*** Provided entries ***

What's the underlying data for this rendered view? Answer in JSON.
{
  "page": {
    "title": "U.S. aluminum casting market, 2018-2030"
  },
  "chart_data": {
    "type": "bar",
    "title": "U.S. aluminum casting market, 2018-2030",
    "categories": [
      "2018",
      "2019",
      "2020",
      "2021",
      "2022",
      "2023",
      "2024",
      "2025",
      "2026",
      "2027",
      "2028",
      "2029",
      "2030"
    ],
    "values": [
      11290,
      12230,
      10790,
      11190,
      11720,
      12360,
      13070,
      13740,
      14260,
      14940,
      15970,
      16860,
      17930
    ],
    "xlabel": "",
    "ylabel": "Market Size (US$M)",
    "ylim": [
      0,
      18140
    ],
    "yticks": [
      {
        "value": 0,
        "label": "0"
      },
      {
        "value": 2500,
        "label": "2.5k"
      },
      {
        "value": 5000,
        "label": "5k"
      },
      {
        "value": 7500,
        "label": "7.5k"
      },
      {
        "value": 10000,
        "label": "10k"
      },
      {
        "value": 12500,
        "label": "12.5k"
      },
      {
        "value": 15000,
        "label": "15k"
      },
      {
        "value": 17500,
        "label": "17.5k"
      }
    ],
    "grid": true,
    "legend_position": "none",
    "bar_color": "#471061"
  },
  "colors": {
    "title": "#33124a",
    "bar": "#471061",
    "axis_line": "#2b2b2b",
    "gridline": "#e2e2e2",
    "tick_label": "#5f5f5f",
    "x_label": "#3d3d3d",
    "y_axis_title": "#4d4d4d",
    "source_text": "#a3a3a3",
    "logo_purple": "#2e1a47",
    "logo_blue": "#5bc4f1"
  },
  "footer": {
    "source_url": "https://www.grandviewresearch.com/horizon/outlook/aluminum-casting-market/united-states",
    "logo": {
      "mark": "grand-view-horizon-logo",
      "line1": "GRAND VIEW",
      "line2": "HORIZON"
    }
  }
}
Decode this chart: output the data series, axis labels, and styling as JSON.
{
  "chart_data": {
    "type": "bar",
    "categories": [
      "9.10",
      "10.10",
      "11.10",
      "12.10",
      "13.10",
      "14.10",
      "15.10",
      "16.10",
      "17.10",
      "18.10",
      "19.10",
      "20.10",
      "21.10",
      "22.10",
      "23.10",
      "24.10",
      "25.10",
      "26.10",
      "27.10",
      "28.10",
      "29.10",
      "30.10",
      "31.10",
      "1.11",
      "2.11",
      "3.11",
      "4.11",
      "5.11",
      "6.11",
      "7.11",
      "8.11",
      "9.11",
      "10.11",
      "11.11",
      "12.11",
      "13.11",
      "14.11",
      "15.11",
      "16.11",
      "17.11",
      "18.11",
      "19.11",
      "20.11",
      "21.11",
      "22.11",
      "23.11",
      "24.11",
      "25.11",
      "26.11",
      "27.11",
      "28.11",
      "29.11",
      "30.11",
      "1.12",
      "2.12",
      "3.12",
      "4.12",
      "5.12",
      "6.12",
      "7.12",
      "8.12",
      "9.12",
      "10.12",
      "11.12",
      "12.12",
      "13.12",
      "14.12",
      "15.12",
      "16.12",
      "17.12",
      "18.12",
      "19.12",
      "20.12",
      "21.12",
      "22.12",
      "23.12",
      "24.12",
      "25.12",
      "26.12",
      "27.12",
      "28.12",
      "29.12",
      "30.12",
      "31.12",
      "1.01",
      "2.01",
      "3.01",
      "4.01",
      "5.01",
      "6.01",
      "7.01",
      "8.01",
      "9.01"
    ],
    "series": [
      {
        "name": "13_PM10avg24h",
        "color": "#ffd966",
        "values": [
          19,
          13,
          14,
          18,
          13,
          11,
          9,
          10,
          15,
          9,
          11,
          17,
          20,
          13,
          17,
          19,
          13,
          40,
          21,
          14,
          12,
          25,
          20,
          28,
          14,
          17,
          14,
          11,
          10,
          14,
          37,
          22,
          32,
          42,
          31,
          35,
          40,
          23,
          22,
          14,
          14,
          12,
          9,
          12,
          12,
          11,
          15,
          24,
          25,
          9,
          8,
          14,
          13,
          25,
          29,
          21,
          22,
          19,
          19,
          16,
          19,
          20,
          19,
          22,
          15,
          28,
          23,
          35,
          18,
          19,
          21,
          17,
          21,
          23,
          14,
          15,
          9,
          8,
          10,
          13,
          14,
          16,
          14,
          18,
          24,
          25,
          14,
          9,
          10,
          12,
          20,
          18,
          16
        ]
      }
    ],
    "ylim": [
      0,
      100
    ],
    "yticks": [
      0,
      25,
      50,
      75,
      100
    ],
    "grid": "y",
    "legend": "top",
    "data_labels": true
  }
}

***

▸ **What you need to do**
Extract each line from the listing above, please, and repeat it exactly.

▸ **Task answer**
What's the underlying data for this rendered view? Answer in JSON.
{
  "page": {
    "title": "U.S. aluminum casting market, 2018-2030"
  },
  "chart_data": {
    "type": "bar",
    "title": "U.S. aluminum casting market, 2018-2030",
    "categories": [
      "2018",
      "2019",
      "2020",
      "2021",
      "2022",
      "2023",
      "2024",
      "2025",
      "2026",
      "2027",
      "2028",
      "2029",
      "2030"
    ],
    "values": [
      11290,
      12230,
      10790,
      11190,
      11720,
      12360,
      13070,
      13740,
      14260,
      14940,
      15970,
      16860,
      17930
    ],
    "xlabel": "",
    "ylabel": "Market Size (US$M)",
    "ylim": [
      0,
      18140
    ],
    "yticks": [
      {
        "value": 0,
        "label": "0"
      },
      {
        "value": 2500,
        "label": "2.5k"
      },
      {
        "value": 5000,
        "label": "5k"
      },
      {
        "value": 7500,
        "label": "7.5k"
      },
      {
        "value": 10000,
        "label": "10k"
      },
      {
        "value": 12500,
        "label": "12.5k"
      },
      {
        "value": 15000,
        "label": "15k"
      },
      {
        "value": 17500,
        "label": "17.5k"
      }
    ],
    "grid": true,
    "legend_position": "none",
    "bar_color": "#471061"
  },
  "colors": {
    "title": "#33124a",
    "bar": "#471061",
    "axis_line": "#2b2b2b",
    "gridline": "#e2e2e2",
    "tick_label": "#5f5f5f",
    "x_label": "#3d3d3d",
    "y_axis_title": "#4d4d4d",
    "source_text": "#a3a3a3",
    "logo_purple": "#2e1a47",
    "logo_blue": "#5bc4f1"
  },
  "footer": {
    "source_url": "https://www.grandviewresearch.com/horizon/outlook/aluminum-casting-market/united-states",
    "logo": {
      "mark": "grand-view-horizon-logo",
      "line1": "GRAND VIEW",
      "line2": "HORIZON"
    }
  }
}
Decode this chart: output the data series, axis labels, and styling as JSON.
{
  "chart_data": {
    "type": "bar",
    "categories": [
      "9.10",
      "10.10",
      "11.10",
      "12.10",
      "13.10",
      "14.10",
      "15.10",
      "16.10",
      "17.10",
      "18.10",
      "19.10",
      "20.10",
      "21.10",
      "22.10",
      "23.10",
      "24.10",
      "25.10",
      "26.10",
      "27.10",
      "28.10",
      "29.10",
      "30.10",
      "31.10",
      "1.11",
      "2.11",
      "3.11",
      "4.11",
      "5.11",
      "6.11",
      "7.11",
      "8.11",
      "9.11",
      "10.11",
      "11.11",
      "12.11",
      "13.11",
      "14.11",
      "15.11",
      "16.11",
      "17.11",
      "18.11",
      "19.11",
      "20.11",
      "21.11",
      "22.11",
      "23.11",
      "24.11",
      "25.11",
      "26.11",
      "27.11",
      "28.11",
      "29.11",
      "30.11",
      "1.12",
      "2.12",
      "3.12",
      "4.12",
      "5.12",
      "6.12",
      "7.12",
      "8.12",
      "9.12",
      "10.12",
      "11.12",
      "12.12",
      "13.12",
      "14.12",
      "15.12",
      "16.12",
      "17.12",
      "18.12",
      "19.12",
      "20.12",
      "21.12",
      "22.12",
      "23.12",
      "24.12",
      "25.12",
      "26.12",
      "27.12",
      "28.12",
      "29.12",
      "30.12",
      "31.12",
      "1.01",
      "2.01",
      "3.01",
      "4.01",
      "5.01",
      "6.01",
      "7.01",
      "8.01",
      "9.01"
    ],
    "series": [
      {
        "name": "13_PM10avg24h",
        "color": "#ffd966",
        "values": [
          19,
          13,
          14,
          18,
          13,
          11,
          9,
          10,
          15,
          9,
          11,
          17,
          20,
          13,
          17,
          19,
          13,
          40,
          21,
          14,
          12,
          25,
          20,
          28,
          14,
          17,
          14,
          11,
          10,
          14,
          37,
          22,
          32,
          42,
          31,
          35,
          40,
          23,
          22,
          14,
          14,
          12,
          9,
          12,
          12,
          11,
          15,
          24,
          25,
          9,
          8,
          14,
          13,
          25,
          29,
          21,
          22,
          19,
          19,
          16,
          19,
          20,
          19,
          22,
          15,
          28,
          23,
          35,
          18,
          19,
          21,
          17,
          21,
          23,
          14,
          15,
          9,
          8,
          10,
          13,
          14,
          16,
          14,
          18,
          24,
          25,
          14,
          9,
          10,
          12,
          20,
          18,
          16
        ]
      }
    ],
    "ylim": [
      0,
      100
    ],
    "yticks": [
      0,
      25,
      50,
      75,
      100
    ],
    "grid": "y",
    "legend": "top",
    "data_labels": true
  }
}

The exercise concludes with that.